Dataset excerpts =
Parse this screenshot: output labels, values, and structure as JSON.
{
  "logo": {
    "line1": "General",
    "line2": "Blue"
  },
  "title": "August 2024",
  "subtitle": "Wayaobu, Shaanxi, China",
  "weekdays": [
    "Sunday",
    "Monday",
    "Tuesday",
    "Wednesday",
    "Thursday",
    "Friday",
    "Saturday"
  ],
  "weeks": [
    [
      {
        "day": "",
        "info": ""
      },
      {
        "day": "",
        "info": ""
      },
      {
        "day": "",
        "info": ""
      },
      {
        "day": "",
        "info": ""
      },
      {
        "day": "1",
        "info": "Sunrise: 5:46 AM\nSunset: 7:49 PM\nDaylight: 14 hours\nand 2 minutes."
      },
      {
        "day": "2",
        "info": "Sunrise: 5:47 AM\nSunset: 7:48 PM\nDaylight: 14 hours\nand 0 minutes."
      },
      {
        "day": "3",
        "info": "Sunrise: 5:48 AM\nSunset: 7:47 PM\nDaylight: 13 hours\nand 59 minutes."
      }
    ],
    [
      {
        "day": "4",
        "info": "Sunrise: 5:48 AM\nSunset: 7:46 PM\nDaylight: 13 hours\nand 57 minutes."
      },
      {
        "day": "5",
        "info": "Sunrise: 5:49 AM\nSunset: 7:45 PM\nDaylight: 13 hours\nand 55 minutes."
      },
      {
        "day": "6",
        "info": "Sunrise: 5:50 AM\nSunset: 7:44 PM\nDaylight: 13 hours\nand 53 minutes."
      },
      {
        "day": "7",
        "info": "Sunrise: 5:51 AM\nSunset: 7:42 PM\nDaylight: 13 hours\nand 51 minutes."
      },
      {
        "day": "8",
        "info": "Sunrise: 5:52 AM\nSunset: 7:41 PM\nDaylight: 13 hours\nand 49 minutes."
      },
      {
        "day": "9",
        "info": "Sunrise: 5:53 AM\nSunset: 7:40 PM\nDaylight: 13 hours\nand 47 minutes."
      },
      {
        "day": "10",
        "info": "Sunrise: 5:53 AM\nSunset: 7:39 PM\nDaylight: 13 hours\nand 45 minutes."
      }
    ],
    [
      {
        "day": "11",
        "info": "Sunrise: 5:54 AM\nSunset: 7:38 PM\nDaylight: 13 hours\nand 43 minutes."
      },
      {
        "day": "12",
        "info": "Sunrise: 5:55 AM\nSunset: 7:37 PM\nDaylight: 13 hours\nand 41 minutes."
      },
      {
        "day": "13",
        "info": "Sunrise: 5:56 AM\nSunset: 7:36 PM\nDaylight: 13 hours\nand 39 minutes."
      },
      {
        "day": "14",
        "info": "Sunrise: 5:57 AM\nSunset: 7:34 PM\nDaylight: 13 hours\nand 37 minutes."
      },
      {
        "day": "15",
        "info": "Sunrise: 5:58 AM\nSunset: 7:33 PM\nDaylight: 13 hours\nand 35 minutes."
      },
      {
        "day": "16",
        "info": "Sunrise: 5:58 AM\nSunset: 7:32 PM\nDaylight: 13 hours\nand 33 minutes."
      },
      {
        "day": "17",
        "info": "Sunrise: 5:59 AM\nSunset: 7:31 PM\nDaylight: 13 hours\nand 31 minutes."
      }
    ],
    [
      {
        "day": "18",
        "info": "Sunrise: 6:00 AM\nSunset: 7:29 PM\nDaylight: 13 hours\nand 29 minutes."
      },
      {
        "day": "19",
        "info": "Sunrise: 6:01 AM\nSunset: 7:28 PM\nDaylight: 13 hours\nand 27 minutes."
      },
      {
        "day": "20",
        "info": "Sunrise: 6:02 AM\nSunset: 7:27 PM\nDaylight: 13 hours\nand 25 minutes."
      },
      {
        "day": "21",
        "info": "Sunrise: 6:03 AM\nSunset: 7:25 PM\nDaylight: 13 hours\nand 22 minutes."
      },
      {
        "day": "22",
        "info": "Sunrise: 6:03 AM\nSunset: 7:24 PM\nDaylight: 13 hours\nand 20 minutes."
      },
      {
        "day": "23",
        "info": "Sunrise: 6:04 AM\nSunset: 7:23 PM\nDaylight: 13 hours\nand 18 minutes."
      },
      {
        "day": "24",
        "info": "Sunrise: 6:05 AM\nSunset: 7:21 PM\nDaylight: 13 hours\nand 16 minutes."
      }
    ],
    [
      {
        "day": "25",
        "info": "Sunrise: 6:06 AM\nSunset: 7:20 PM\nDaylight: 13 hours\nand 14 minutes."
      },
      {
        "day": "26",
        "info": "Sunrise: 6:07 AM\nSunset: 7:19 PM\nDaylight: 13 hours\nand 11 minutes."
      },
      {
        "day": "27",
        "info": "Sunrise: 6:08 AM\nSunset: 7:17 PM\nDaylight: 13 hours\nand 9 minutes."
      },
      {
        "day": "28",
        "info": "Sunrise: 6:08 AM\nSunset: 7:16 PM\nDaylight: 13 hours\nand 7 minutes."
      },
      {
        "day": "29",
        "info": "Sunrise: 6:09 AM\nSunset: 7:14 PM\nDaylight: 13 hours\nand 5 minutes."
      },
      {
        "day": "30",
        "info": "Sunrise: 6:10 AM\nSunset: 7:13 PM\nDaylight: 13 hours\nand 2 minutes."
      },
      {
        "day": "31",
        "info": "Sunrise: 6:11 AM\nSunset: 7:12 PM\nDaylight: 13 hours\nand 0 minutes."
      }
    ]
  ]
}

TASK PROMPT =
Every entry in the listing must be retyped exactly.

COMPLETED TASK =
Parse this screenshot: output labels, values, and structure as JSON.
{
  "logo": {
    "line1": "General",
    "line2": "Blue"
  },
  "title": "August 2024",
  "subtitle": "Wayaobu, Shaanxi, China",
  "weekdays": [
    "Sunday",
    "Monday",
    "Tuesday",
    "Wednesday",
    "Thursday",
    "Friday",
    "Saturday"
  ],
  "weeks": [
    [
      {
        "day": "",
        "info": ""
      },
      {
        "day": "",
        "info": ""
      },
      {
        "day": "",
        "info": ""
      },
      {
        "day": "",
        "info": ""
      },
      {
        "day": "1",
        "info": "Sunrise: 5:46 AM\nSunset: 7:49 PM\nDaylight: 14 hours\nand 2 minutes."
      },
      {
        "day": "2",
        "info": "Sunrise: 5:47 AM\nSunset: 7:48 PM\nDaylight: 14 hours\nand 0 minutes."
      },
      {
        "day": "3",
        "info": "Sunrise: 5:48 AM\nSunset: 7:47 PM\nDaylight: 13 hours\nand 59 minutes."
      }
    ],
    [
      {
        "day": "4",
        "info": "Sunrise: 5:48 AM\nSunset: 7:46 PM\nDaylight: 13 hours\nand 57 minutes."
      },
      {
        "day": "5",
        "info": "Sunrise: 5:49 AM\nSunset: 7:45 PM\nDaylight: 13 hours\nand 55 minutes."
      },
      {
        "day": "6",
        "info": "Sunrise: 5:50 AM\nSunset: 7:44 PM\nDaylight: 13 hours\nand 53 minutes."
      },
      {
        "day": "7",
        "info": "Sunrise: 5:51 AM\nSunset: 7:42 PM\nDaylight: 13 hours\nand 51 minutes."
      },
      {
        "day": "8",
        "info": "Sunrise: 5:52 AM\nSunset: 7:41 PM\nDaylight: 13 hours\nand 49 minutes."
      },
      {
        "day": "9",
        "info": "Sunrise: 5:53 AM\nSunset: 7:40 PM\nDaylight: 13 hours\nand 47 minutes."
      },
      {
        "day": "10",
        "info": "Sunrise: 5:53 AM\nSunset: 7:39 PM\nDaylight: 13 hours\nand 45 minutes."
      }
    ],
    [
      {
        "day": "11",
        "info": "Sunrise: 5:54 AM\nSunset: 7:38 PM\nDaylight: 13 hours\nand 43 minutes."
      },
      {
        "day": "12",
        "info": "Sunrise: 5:55 AM\nSunset: 7:37 PM\nDaylight: 13 hours\nand 41 minutes."
      },
      {
        "day": "13",
        "info": "Sunrise: 5:56 AM\nSunset: 7:36 PM\nDaylight: 13 hours\nand 39 minutes."
      },
      {
        "day": "14",
        "info": "Sunrise: 5:57 AM\nSunset: 7:34 PM\nDaylight: 13 hours\nand 37 minutes."
      },
      {
        "day": "15",
        "info": "Sunrise: 5:58 AM\nSunset: 7:33 PM\nDaylight: 13 hours\nand 35 minutes."
      },
      {
        "day": "16",
        "info": "Sunrise: 5:58 AM\nSunset: 7:32 PM\nDaylight: 13 hours\nand 33 minutes."
      },
      {
        "day": "17",
        "info": "Sunrise: 5:59 AM\nSunset: 7:31 PM\nDaylight: 13 hours\nand 31 minutes."
      }
    ],
    [
      {
        "day": "18",
        "info": "Sunrise: 6:00 AM\nSunset: 7:29 PM\nDaylight: 13 hours\nand 29 minutes."
      },
      {
        "day": "19",
        "info": "Sunrise: 6:01 AM\nSunset: 7:28 PM\nDaylight: 13 hours\nand 27 minutes."
      },
      {
        "day": "20",
        "info": "Sunrise: 6:02 AM\nSunset: 7:27 PM\nDaylight: 13 hours\nand 25 minutes."
      },
      {
        "day": "21",
        "info": "Sunrise: 6:03 AM\nSunset: 7:25 PM\nDaylight: 13 hours\nand 22 minutes."
      },
      {
        "day": "22",
        "info": "Sunrise: 6:03 AM\nSunset: 7:24 PM\nDaylight: 13 hours\nand 20 minutes."
      },
      {
        "day": "23",
        "info": "Sunrise: 6:04 AM\nSunset: 7:23 PM\nDaylight: 13 hours\nand 18 minutes."
      },
      {
        "day": "24",
        "info": "Sunrise: 6:05 AM\nSunset: 7:21 PM\nDaylight: 13 hours\nand 16 minutes."
      }
    ],
    [
      {
        "day": "25",
        "info": "Sunrise: 6:06 AM\nSunset: 7:20 PM\nDaylight: 13 hours\nand 14 minutes."
      },
      {
        "day": "26",
        "info": "Sunrise: 6:07 AM\nSunset: 7:19 PM\nDaylight: 13 hours\nand 11 minutes."
      },
      {
        "day": "27",
        "info": "Sunrise: 6:08 AM\nSunset: 7:17 PM\nDaylight: 13 hours\nand 9 minutes."
      },
      {
        "day": "28",
        "info": "Sunrise: 6:08 AM\nSunset: 7:16 PM\nDaylight: 13 hours\nand 7 minutes."
      },
      {
        "day": "29",
        "info": "Sunrise: 6:09 AM\nSunset: 7:14 PM\nDaylight: 13 hours\nand 5 minutes."
      },
      {
        "day": "30",
        "info": "Sunrise: 6:10 AM\nSunset: 7:13 PM\nDaylight: 13 hours\nand 2 minutes."
      },
      {
        "day": "31",
        "info": "Sunrise: 6:11 AM\nSunset: 7:12 PM\nDaylight: 13 hours\nand 0 minutes."
      }
    ]
  ]
}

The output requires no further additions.